What is being asked: Please decide whether each of the following statements agrees with the HftBacktest custom data text, and for each give yes or no along with the deciding words quoted from the text. (a) The strategy loop checks the data every 60 seconds. (b) Column 0 of the spot data holds the spot mid price. (c) Custom data should be merged in a time-aligned manner to avoid look-ahead bias.

Passage shown:
By combining your custom data with order book and trade feeds, you can enhance your strategies while leveraging HftBacktest’s full simulation capabilities.
Overview
Custom data integration allows you to:
- Access correlated asset prices (e.g., spot prices for futures trading)
- Incorporate external indicators (volatility indices, funding rates)
- Use proprietary signals or research data
- Combine multiple data sources in Point-in-Time fashion
Custom data should come with a local timestamp and be merged in a time-aligned manner to avoid look-ahead bias.
Example: Accessing Spot Prices
Let’s combine spot BTCUSDT mid-price with USDM-Futures BTCUSDT feed data to estimate fair value pricing.
Step 1: Prepare Spot Data
Process raw spot feed to extract timestamps and mid-prices:
import numpy as np
import gzip
import json
spot = np.full((100_000, 2), np.nan, np.float64)
i = 0
with gzip.open('spot/btcusdt_20240809.gz', 'r') as f:
while True:
line = f.readline()
if line is None or line == b'':
break
line = line.decode().strip()
local_timestamp = int(line[:19])
obj = json.loads(line[20:])
if obj['stream'] == 'btcusdt@bookTicker':
data = obj['data']
mid = (float(data['b']) + float(data['a'])) / 2.0
spot[i] = [local_timestamp, mid]
i += 1
spot = spot[:i]
The spot data has:
- Column 0: Local timestamp (nanoseconds)
- Column 1: Spot mid price
Step 2: Access Custom Data in Strategy
Use Point-in-Time lookup to find the latest data before the current timestamp:
from numba import njit
from hftbacktest import BacktestAsset, HashMapMarketDepthBacktest
import numpy as np
out_dtype = np.dtype([
('timestamp', 'i8'),
('mid_price', 'f8'),
('spot_mid_price', 'f8')
])
@njit
def calculate_basis(hbt, spot):
out = np.empty(1_000_000, out_dtype)
asset_no = 0
t = 0
spot_row = 0
# Check every 60 seconds
while hbt.elapse(60_000_000_000) == 0:
# Find the latest spot mid value (Point-in-Time)
while spot_row < len(spot) and spot[spot_row, 0] <= hbt.current_timestamp:
spot_row += 1
spot_mid_price = spot[spot_row - 1, 1] if spot_row > 0 else np.nan
depth = hbt.depth(asset_no)

Entries provided:

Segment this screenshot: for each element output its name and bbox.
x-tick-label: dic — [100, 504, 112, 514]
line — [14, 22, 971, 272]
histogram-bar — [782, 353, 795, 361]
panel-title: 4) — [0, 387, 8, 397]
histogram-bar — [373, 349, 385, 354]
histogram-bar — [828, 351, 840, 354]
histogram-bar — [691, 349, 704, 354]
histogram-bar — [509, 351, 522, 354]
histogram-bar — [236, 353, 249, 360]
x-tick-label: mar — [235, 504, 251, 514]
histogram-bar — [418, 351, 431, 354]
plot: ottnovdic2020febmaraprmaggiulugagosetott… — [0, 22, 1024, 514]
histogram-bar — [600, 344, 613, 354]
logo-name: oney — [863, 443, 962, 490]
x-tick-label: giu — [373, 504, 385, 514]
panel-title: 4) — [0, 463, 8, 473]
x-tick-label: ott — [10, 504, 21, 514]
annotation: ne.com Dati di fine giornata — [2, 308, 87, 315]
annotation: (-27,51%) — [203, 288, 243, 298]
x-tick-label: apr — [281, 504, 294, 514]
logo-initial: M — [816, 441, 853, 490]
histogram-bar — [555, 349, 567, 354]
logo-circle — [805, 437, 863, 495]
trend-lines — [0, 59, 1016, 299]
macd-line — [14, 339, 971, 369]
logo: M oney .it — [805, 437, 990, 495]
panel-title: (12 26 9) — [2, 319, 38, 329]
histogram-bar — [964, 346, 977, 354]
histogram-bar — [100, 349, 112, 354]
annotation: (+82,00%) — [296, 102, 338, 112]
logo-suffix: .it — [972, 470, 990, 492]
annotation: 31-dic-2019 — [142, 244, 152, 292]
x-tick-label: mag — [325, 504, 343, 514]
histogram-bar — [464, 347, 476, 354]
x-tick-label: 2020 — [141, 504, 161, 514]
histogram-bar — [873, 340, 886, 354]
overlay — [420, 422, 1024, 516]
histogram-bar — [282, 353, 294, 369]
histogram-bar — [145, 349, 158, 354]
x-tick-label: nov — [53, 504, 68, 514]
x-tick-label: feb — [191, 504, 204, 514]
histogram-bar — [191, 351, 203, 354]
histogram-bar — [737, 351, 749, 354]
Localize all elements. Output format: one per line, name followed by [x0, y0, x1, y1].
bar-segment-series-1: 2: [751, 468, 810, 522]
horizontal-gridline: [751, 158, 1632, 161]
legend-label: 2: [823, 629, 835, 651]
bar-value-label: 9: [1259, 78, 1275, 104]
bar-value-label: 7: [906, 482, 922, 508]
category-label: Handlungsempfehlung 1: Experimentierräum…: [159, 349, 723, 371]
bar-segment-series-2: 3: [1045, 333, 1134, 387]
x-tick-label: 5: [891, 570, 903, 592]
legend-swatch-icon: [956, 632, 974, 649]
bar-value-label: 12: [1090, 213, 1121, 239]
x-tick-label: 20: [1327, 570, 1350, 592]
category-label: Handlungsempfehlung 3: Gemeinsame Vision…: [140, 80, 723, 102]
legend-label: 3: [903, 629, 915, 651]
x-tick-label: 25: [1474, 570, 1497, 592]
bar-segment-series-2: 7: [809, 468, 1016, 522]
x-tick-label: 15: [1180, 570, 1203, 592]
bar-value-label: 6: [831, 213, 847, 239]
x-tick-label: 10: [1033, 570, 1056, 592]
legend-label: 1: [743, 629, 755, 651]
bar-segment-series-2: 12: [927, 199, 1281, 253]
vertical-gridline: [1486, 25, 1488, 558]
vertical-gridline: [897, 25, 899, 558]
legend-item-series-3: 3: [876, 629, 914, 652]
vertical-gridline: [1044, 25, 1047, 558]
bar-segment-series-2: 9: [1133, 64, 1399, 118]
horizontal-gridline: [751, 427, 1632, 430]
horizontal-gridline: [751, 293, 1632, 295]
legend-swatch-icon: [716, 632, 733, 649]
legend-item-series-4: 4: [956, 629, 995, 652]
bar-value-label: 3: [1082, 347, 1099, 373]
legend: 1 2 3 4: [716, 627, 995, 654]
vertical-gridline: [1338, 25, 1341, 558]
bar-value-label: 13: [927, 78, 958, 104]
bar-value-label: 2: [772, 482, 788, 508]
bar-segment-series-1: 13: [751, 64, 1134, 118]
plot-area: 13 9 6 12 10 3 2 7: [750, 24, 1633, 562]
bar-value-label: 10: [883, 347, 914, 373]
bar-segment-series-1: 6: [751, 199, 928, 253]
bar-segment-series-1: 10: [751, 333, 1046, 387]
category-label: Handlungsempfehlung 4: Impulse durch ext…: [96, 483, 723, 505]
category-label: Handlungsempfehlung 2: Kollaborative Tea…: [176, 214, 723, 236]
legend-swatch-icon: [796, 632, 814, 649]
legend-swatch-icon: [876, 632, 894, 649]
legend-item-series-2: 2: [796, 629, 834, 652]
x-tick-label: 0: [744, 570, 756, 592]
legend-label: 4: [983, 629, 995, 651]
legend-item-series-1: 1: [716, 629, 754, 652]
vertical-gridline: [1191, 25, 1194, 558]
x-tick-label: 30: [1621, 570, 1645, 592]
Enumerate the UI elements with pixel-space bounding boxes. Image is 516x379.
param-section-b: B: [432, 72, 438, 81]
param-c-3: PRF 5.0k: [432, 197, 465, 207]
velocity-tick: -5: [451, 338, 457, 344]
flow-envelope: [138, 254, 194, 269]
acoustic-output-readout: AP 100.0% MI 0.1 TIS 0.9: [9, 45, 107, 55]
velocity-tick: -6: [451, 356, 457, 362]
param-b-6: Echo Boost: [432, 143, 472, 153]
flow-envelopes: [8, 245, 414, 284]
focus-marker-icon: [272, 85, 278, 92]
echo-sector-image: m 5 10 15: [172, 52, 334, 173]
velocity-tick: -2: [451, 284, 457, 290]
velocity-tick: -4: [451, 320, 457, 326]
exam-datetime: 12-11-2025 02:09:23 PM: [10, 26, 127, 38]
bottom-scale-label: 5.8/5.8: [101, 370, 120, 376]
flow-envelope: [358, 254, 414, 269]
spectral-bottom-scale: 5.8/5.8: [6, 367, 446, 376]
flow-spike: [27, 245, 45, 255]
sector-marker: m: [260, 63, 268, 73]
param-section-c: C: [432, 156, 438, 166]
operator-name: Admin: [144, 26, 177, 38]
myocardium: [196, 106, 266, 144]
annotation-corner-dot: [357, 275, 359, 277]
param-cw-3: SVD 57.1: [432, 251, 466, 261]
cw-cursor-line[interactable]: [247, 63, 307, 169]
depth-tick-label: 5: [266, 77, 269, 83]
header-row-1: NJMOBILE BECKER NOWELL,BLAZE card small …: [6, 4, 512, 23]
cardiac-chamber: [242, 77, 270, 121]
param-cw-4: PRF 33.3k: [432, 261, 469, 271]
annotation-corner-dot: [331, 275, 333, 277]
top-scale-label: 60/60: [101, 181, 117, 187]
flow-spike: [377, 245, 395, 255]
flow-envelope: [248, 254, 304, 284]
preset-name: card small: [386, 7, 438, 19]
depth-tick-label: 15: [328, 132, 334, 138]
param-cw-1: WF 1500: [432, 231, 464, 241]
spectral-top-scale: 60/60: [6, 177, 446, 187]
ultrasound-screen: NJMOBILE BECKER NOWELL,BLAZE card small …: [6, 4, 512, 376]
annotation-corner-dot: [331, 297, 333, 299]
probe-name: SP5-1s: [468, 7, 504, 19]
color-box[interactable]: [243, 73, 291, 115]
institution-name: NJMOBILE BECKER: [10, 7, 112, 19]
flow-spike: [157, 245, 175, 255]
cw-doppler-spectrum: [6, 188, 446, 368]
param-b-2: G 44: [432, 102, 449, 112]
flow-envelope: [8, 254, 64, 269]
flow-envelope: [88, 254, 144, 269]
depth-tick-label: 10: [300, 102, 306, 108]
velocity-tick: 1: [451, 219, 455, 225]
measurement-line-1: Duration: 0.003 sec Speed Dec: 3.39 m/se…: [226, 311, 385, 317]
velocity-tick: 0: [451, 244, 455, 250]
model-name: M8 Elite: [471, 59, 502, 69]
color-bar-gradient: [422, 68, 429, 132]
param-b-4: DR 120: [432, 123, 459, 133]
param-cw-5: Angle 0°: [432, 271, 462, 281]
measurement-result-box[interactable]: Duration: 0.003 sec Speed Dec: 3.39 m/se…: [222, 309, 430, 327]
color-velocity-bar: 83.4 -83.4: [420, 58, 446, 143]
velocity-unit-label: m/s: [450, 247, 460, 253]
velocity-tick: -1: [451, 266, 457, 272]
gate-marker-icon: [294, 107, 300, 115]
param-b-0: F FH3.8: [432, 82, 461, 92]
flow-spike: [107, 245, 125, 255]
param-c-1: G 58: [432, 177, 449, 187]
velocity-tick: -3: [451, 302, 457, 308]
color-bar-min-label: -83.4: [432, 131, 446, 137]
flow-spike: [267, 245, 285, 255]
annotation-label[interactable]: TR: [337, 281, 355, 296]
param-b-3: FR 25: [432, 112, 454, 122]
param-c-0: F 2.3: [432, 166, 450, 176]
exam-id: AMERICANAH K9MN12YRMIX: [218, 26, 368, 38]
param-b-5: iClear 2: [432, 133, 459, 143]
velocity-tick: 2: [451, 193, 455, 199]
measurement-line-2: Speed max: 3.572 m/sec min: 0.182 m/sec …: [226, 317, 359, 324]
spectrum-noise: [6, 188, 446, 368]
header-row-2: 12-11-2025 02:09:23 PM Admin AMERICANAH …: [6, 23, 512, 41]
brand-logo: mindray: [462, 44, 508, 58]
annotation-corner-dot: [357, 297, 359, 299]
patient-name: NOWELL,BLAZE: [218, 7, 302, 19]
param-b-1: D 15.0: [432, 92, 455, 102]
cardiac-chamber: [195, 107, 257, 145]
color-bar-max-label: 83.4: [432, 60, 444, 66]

Exercise solution:
(a) Yes: "Check every 60 seconds"
(b) No: "Column 0: Local timestamp (nanoseconds)"
(c) Yes: "Custom data should come with a local timestamp and be merged in a time-aligned manner to avoid look-ahead bias."